**TASKS TO CARRY OUT**
a: From the email about Mono method pointers, return the text between "The pointer is" and "void* pointer appropriately.", inclusive.
b: Summarize the email about Mono method pointers in two sentences.
c: Translate this sentence from the email about Mono method pointers into Spanish: "The Mono method representation includes type info for its parameters."

**STUDY TEXT**
On 22 Feb 2014, at 00:12, Ken Thomases <k...@codeweavers.com> wrote:

> On Feb 21, 2014, at 3:17 PM, jonat...@mugginsoft.com wrote:
> 
>> So I want to be able to send the same message to any class and get an 
>> appropriate void* pointer.
> 
> There's no one representation of its content, so there's no way for any 
> recipient of a supposed "pointer to that content" (however that might be 
> obtained) to interpret the pointer.
Not so.
The pointer is ultimately passed as a vararg along with a Mono method 
representation as part of a Mono method invocation.
The Mono method representation includes type info for its parameters.
Hence it can cast and deference a void* pointer appropriately.

This method is used to query C#/CLR Dictionary <TKey, TValue> for a given key 
using the embedded MONO C API:

 - (BOOL)containsKey:(id)key
{
    BOOL containsKey = NO;
    
    // TODO: use -confromsToProtocol?

**Dataset entries**
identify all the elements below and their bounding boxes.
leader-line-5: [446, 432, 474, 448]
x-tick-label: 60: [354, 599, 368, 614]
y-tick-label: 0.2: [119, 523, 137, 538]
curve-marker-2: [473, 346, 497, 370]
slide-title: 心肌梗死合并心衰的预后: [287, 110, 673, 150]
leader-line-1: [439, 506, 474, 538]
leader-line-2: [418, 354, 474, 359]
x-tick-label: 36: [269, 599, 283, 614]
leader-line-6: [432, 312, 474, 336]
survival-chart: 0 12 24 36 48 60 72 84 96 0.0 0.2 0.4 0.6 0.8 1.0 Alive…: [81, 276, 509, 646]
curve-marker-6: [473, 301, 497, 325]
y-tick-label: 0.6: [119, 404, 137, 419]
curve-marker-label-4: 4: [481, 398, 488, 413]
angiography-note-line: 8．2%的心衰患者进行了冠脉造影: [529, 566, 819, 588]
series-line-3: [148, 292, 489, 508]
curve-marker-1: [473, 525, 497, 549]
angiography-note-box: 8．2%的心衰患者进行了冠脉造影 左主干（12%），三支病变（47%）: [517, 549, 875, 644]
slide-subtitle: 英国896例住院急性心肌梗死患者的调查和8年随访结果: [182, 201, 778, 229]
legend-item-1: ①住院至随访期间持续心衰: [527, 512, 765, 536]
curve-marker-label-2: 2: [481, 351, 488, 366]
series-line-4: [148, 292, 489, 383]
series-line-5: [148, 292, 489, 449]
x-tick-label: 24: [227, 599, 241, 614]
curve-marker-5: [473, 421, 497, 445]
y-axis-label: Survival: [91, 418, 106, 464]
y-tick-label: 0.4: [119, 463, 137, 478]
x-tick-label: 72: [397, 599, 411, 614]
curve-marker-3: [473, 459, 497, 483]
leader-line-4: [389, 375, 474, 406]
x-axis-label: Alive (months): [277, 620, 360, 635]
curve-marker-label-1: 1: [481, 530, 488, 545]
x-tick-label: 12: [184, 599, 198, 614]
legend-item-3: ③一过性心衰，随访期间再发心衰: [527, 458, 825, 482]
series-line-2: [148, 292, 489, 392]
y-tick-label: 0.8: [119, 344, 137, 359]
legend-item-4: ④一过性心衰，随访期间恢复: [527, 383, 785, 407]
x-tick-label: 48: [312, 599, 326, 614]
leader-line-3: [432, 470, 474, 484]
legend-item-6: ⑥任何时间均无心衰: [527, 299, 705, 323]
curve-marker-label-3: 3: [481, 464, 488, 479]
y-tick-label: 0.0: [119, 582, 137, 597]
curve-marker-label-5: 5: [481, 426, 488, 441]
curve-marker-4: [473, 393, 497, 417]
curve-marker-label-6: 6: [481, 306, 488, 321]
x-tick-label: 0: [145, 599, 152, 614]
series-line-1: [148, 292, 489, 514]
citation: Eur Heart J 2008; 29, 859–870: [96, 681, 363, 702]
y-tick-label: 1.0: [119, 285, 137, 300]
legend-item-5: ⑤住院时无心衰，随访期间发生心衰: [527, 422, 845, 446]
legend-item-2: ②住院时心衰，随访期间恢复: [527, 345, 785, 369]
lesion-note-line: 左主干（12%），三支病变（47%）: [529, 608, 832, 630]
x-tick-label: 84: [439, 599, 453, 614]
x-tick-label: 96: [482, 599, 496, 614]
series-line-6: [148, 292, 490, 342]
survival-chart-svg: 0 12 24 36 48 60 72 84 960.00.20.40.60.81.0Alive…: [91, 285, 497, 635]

**ANSWERS PER TASK**
a:
The pointer is ultimately passed as a vararg along with a Mono method 
representation as part of a Mono method invocation.
The Mono method representation includes type info for its parameters.
Hence it can cast and deference a void* pointer appropriately.

b: The email quotes a wish to send the same message to any class and get an appropriate void* pointer, along with an objection that no recipient could interpret such a pointer. The reply rejects the objection, saying the pointer is passed as a vararg with a Mono method representation that includes type info for its parameters, and then presents a method that queries a C#/CLR Dictionary for a given key using the embedded Mono C API.

c: La representación del método de Mono incluye información de tipo para sus parámetros.